#### Exercise task:
In the listing below, please print the line that contains "Convert this screenshot" and every line that follows it, exactly.

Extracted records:
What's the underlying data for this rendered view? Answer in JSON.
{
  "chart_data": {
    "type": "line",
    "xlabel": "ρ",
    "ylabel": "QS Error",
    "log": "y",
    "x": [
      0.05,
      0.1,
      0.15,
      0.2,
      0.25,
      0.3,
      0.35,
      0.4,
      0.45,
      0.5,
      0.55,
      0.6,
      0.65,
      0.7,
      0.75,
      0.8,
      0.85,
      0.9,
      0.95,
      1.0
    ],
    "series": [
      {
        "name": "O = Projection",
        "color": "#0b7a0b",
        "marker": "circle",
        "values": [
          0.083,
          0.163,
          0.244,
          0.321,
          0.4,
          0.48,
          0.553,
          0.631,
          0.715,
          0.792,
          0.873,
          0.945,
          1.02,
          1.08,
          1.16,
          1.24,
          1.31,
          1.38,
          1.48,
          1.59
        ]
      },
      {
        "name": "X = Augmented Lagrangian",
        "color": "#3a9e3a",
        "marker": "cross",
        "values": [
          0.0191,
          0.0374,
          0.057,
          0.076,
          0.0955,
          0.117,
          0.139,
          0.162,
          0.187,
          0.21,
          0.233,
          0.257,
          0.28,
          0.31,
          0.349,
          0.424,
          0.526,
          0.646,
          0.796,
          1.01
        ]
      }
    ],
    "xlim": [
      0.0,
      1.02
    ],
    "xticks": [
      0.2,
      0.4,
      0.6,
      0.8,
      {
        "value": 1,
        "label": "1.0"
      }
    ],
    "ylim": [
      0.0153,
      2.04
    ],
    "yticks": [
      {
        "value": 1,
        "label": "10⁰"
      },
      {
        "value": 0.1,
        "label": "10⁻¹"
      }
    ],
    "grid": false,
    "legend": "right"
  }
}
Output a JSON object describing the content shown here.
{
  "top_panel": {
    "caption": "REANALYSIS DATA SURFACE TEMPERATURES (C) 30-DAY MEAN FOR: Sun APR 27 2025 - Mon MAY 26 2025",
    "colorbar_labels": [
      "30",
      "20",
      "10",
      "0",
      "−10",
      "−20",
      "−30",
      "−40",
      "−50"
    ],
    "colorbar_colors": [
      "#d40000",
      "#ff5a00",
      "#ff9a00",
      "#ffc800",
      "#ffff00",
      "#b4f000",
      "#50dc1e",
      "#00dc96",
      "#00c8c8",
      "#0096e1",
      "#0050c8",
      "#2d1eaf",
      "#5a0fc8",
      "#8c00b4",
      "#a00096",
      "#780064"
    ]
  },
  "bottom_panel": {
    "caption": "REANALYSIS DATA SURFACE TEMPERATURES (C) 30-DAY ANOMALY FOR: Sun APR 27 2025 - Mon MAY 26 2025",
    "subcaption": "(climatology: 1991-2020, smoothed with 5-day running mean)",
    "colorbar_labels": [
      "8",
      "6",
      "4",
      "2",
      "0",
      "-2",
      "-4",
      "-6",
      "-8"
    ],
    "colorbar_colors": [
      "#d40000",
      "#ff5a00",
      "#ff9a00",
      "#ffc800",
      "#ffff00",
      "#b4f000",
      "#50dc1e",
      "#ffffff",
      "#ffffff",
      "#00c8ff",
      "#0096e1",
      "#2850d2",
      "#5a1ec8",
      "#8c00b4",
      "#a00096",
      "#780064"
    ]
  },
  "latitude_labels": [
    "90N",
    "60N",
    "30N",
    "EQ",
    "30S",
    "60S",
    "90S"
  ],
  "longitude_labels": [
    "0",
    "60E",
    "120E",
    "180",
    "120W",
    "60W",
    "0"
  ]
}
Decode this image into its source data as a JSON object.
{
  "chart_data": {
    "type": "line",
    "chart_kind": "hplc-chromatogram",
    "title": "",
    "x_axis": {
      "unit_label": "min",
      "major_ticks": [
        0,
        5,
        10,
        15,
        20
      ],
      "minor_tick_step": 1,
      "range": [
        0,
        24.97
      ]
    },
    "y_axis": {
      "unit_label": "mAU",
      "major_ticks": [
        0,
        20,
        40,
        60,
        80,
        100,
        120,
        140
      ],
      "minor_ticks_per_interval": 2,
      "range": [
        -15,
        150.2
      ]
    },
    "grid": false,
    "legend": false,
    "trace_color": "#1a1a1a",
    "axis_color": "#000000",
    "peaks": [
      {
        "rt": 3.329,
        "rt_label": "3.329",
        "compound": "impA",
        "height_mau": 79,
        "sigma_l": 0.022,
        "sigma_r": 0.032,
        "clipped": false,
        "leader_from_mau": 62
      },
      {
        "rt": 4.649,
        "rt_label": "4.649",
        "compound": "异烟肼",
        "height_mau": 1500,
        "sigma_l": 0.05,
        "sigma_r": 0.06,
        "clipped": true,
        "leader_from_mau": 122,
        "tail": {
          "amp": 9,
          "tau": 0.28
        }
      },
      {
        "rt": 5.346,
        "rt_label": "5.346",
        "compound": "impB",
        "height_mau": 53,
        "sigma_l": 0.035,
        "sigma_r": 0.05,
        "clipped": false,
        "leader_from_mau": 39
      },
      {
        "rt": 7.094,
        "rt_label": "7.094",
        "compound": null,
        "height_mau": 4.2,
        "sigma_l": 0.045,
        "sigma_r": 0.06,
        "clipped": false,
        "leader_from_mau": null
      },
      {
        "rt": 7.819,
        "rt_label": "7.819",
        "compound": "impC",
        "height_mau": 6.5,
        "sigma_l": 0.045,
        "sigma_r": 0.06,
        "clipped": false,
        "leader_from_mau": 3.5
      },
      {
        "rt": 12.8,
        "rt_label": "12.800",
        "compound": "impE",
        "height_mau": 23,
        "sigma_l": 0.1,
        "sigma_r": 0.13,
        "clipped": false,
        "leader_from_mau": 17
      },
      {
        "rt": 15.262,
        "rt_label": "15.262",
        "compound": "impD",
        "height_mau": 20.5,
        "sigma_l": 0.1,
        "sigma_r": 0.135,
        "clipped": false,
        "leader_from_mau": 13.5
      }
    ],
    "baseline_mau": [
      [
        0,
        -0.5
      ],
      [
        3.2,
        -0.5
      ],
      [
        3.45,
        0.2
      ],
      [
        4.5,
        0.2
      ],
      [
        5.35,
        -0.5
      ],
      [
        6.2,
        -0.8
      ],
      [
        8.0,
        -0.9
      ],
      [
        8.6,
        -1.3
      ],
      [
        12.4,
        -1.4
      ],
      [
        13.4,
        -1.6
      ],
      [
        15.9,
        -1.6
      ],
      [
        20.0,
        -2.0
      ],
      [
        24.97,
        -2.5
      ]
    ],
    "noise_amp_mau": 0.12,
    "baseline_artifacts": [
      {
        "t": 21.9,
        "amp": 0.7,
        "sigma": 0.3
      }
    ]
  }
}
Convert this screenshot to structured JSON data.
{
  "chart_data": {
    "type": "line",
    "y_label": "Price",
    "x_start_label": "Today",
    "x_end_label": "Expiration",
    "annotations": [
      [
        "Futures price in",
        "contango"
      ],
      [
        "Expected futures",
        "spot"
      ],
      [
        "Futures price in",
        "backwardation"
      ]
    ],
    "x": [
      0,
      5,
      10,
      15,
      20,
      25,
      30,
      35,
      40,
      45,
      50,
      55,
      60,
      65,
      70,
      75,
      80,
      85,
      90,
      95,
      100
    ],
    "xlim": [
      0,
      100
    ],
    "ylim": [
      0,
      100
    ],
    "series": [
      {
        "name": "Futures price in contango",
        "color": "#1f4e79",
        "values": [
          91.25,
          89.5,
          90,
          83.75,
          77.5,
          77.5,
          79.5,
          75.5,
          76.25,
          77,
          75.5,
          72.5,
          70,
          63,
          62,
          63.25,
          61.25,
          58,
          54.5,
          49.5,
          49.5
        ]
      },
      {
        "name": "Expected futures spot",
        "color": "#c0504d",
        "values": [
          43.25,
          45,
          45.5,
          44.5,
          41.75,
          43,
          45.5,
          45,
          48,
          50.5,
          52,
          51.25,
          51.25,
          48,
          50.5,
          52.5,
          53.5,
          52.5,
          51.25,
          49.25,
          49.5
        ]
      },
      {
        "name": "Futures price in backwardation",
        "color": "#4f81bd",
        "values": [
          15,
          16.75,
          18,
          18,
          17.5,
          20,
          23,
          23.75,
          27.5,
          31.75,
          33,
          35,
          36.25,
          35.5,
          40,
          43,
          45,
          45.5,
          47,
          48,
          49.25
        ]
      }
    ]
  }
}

#### Written solution:
Convert this screenshot to structured JSON data.
{
  "chart_data": {
    "type": "line",
    "y_label": "Price",
    "x_start_label": "Today",
    "x_end_label": "Expiration",
    "annotations": [
      [
        "Futures price in",
        "contango"
      ],
      [
        "Expected futures",
        "spot"
      ],
      [
        "Futures price in",
        "backwardation"
      ]
    ],
    "x": [
      0,
      5,
      10,
      15,
      20,
      25,
      30,
      35,
      40,
      45,
      50,
      55,
      60,
      65,
      70,
      75,
      80,
      85,
      90,
      95,
      100
    ],
    "xlim": [
      0,
      100
    ],
    "ylim": [
      0,
      100
    ],
    "series": [
      {
        "name": "Futures price in contango",
        "color": "#1f4e79",
        "values": [
          91.25,
          89.5,
          90,
          83.75,
          77.5,
          77.5,
          79.5,
          75.5,
          76.25,
          77,
          75.5,
          72.5,
          70,
          63,
          62,
          63.25,
          61.25,
          58,
          54.5,
          49.5,
          49.5
        ]
      },
      {
        "name": "Expected futures spot",
        "color": "#c0504d",
        "values": [
          43.25,
          45,
          45.5,
          44.5,
          41.75,
          43,
          45.5,
          45,
          48,
          50.5,
          52,
          51.25,
          51.25,
          48,
          50.5,
          52.5,
          53.5,
          52.5,
          51.25,
          49.25,
          49.5
        ]
      },
      {
        "name": "Futures price in backwardation",
        "color": "#4f81bd",
        "values": [
          15,
          16.75,
          18,
          18,
          17.5,
          20,
          23,
          23.75,
          27.5,
          31.75,
          33,
          35,
          36.25,
          35.5,
          40,
          43,
          45,
          45.5,
          47,
          48,
          49.25
        ]
      }
    ]
  }
}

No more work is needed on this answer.